— begin INPUT ROWS —

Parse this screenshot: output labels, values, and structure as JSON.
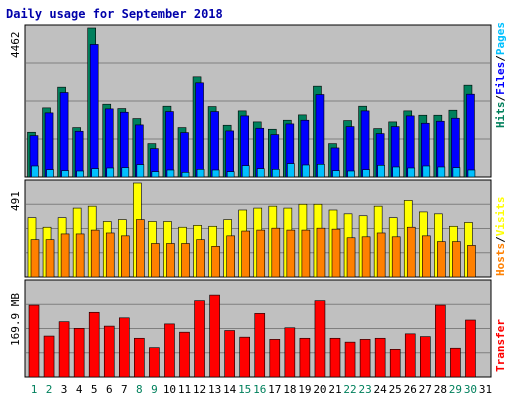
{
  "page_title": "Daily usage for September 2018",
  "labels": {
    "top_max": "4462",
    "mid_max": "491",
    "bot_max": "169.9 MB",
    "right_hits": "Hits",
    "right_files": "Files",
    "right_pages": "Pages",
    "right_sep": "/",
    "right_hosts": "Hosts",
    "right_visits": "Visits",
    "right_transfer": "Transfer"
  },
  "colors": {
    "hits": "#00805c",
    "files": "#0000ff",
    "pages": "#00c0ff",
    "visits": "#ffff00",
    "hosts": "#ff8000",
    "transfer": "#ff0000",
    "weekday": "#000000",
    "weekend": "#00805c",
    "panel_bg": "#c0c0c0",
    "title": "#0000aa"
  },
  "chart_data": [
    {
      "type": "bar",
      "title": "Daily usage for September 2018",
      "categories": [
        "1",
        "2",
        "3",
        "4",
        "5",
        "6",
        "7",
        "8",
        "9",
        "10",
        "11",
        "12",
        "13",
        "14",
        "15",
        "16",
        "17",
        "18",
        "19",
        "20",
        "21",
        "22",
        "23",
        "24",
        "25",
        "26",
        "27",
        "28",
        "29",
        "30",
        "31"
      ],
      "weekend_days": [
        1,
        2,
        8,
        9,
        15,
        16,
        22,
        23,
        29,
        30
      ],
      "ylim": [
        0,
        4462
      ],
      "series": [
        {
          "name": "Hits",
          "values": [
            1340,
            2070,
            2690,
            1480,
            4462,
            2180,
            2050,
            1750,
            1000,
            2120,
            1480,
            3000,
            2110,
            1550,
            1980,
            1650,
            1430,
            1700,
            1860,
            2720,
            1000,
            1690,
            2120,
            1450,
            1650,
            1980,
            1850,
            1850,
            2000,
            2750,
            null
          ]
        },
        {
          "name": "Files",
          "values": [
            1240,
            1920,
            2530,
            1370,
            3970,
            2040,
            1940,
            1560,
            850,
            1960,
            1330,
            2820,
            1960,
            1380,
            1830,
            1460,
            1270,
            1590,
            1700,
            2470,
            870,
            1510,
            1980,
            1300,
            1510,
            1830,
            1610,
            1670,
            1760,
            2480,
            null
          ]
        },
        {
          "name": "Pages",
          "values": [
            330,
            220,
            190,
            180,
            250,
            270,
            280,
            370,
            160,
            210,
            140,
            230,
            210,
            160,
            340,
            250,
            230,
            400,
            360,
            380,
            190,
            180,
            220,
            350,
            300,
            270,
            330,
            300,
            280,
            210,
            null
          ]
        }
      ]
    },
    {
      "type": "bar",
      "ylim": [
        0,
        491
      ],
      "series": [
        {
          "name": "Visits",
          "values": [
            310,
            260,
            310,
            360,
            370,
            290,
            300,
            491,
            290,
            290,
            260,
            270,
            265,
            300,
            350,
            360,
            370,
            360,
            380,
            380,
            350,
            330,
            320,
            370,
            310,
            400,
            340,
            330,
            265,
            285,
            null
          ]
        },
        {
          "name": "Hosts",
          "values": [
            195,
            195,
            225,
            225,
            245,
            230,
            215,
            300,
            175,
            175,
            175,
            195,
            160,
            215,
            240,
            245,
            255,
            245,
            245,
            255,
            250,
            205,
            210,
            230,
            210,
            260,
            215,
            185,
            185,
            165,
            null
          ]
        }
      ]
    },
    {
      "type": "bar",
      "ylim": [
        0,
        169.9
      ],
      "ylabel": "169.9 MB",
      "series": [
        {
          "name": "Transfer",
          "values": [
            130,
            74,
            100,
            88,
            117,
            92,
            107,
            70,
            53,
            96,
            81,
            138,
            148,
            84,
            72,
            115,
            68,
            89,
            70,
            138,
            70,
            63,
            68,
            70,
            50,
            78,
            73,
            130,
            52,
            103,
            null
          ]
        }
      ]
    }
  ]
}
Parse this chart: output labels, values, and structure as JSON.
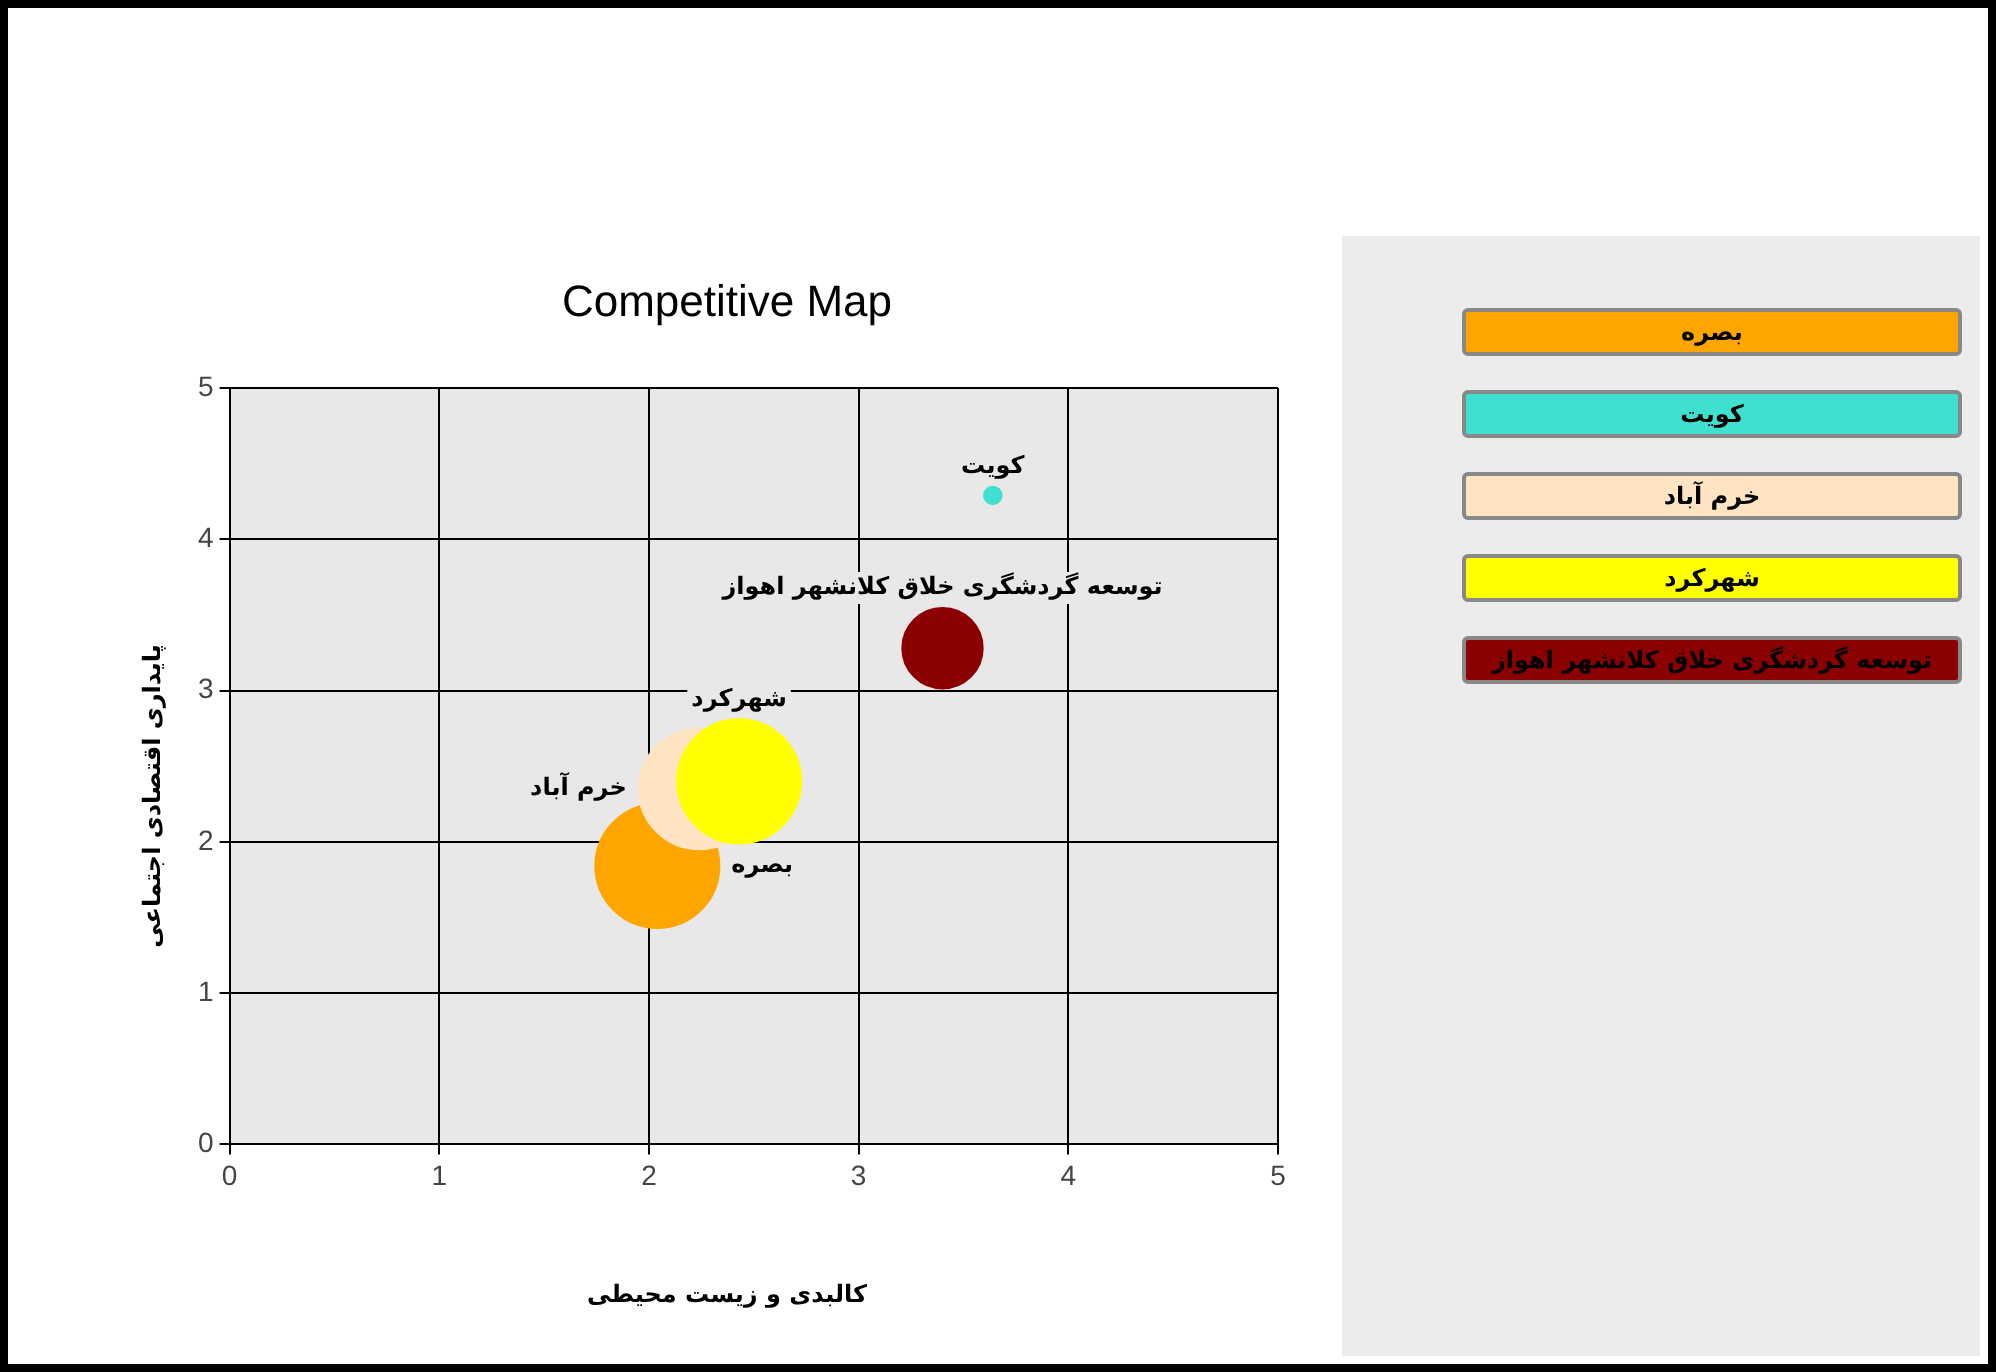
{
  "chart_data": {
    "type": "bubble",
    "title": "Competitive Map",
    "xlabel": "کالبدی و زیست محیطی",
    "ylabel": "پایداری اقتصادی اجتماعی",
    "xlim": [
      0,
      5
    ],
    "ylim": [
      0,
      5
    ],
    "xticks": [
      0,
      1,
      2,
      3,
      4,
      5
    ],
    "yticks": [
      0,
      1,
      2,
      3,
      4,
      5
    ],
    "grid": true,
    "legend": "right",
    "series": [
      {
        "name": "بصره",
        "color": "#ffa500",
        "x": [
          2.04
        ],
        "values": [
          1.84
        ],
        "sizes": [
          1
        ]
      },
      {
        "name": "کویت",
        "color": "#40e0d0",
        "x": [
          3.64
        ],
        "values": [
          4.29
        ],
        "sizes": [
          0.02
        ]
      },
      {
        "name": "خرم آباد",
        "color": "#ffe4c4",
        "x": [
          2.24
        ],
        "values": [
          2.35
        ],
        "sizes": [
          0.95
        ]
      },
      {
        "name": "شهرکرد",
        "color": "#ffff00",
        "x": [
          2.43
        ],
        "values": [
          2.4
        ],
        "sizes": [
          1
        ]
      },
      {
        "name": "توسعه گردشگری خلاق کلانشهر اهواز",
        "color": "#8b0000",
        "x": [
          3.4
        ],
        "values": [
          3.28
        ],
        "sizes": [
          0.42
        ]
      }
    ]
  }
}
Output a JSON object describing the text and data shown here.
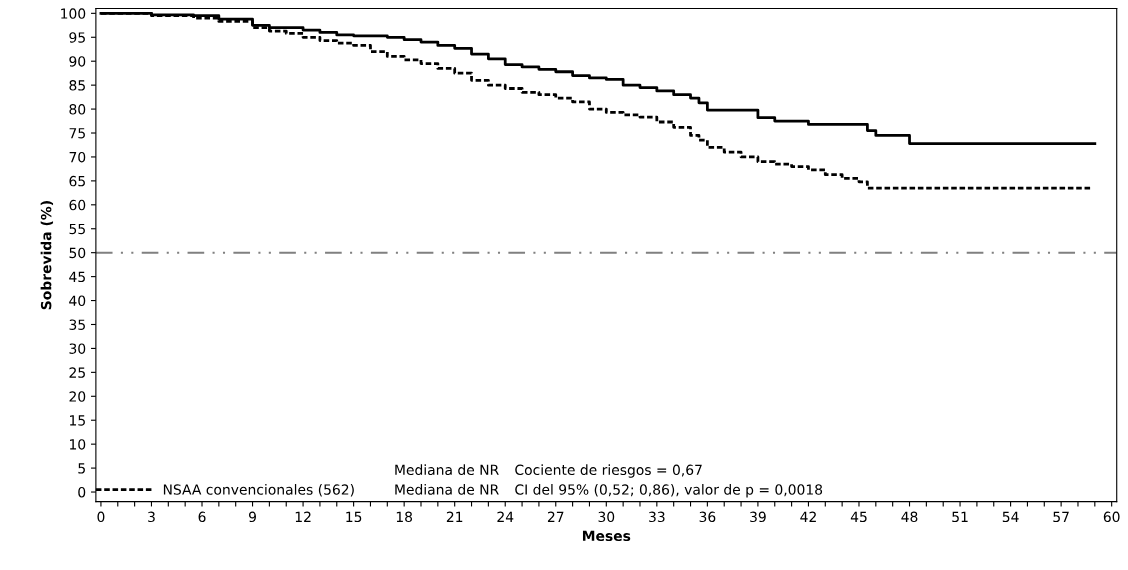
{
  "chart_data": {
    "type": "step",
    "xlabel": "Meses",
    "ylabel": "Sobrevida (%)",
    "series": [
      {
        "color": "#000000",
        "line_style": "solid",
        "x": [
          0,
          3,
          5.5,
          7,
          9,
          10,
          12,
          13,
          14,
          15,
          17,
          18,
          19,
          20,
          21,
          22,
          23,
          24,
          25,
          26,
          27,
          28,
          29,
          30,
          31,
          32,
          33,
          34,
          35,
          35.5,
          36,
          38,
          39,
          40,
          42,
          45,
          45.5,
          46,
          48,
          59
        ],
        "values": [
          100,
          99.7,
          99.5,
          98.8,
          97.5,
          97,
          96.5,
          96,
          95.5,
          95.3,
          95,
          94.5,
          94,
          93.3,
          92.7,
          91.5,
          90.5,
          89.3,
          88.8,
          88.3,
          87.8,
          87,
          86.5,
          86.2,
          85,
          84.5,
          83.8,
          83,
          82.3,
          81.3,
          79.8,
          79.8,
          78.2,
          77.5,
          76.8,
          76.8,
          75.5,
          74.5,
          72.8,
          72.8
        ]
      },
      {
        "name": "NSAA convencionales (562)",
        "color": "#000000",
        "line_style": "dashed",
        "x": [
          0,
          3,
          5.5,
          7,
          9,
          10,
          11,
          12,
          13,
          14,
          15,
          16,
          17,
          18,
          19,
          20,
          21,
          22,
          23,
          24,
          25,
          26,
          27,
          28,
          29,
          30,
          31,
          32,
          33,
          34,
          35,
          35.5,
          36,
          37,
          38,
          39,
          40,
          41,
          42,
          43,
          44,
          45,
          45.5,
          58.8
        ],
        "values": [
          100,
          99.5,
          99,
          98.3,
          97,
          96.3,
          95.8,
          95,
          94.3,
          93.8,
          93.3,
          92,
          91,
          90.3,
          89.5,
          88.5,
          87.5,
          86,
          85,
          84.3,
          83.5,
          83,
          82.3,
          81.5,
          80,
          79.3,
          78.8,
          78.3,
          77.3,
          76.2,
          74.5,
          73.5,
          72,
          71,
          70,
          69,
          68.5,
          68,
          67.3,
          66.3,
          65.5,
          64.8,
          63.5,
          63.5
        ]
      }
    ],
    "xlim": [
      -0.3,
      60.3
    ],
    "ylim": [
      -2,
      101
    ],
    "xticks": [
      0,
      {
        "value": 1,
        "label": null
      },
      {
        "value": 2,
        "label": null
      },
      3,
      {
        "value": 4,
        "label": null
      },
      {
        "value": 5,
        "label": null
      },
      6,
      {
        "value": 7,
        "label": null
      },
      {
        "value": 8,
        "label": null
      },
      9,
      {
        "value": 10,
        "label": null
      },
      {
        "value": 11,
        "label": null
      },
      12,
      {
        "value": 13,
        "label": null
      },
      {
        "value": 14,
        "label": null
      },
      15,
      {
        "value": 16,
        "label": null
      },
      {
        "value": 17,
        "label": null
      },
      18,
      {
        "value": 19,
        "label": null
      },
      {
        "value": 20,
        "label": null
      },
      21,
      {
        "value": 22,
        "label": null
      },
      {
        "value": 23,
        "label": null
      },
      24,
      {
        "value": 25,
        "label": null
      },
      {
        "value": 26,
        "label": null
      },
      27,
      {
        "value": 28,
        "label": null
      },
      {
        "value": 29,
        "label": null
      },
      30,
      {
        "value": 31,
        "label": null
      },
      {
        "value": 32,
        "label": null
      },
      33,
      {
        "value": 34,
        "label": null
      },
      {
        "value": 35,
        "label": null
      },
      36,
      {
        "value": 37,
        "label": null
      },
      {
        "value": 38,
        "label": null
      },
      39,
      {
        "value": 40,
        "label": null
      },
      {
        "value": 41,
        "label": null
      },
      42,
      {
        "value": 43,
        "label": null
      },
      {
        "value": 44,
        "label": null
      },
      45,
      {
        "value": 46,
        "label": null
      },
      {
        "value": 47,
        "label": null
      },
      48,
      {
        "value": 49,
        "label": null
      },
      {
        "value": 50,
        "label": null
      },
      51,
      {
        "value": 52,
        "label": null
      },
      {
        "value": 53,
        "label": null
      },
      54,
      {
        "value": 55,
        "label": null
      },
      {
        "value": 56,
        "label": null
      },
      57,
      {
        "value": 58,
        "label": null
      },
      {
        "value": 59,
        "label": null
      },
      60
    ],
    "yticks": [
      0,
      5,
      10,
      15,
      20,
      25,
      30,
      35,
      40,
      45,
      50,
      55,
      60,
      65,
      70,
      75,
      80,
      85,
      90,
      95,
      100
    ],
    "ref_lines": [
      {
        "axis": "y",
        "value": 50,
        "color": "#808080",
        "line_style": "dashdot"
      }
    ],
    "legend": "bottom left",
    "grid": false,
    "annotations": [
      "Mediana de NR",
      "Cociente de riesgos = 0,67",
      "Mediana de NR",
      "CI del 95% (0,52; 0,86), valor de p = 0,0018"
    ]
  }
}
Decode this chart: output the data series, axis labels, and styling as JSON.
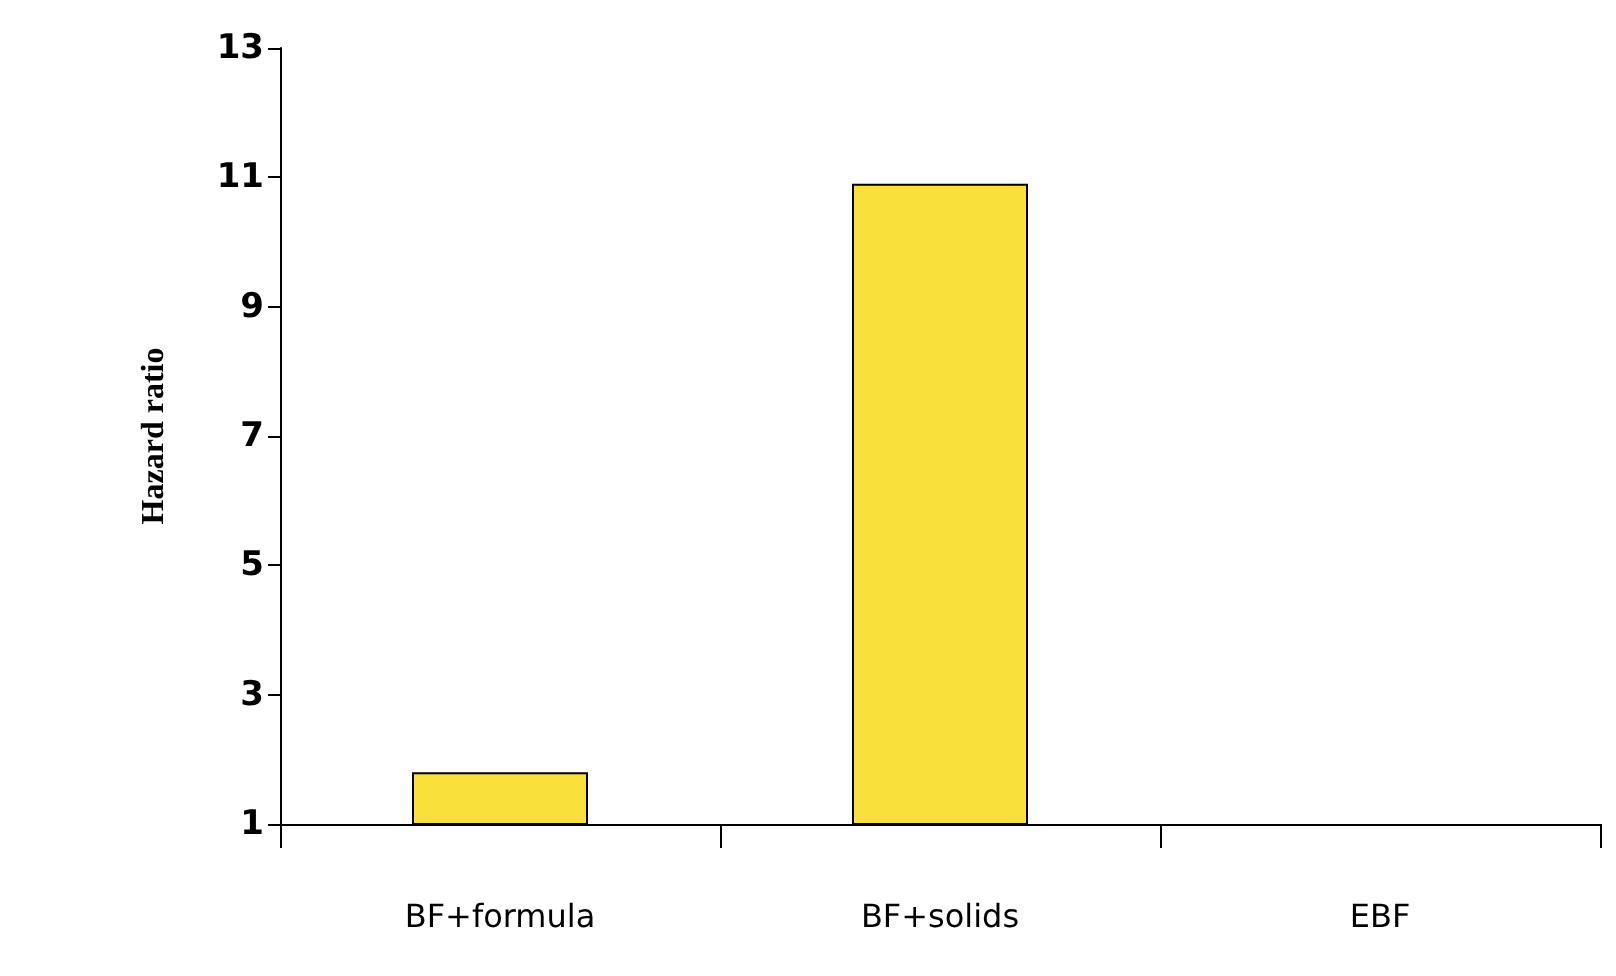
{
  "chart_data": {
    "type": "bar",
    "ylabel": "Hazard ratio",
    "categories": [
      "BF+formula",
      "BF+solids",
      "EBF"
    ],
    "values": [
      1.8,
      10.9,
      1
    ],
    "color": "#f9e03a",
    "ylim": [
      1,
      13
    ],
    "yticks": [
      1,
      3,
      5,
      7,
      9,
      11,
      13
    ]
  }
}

— end INPUT ROWS —

**YOUR GOAL**
Copy out every line with the word "structure".

**EXPECTED ANSWER**
Parse this screenshot: output labels, values, and structure as JSON.
Parse this chart: output labels, values, and structure as JSON.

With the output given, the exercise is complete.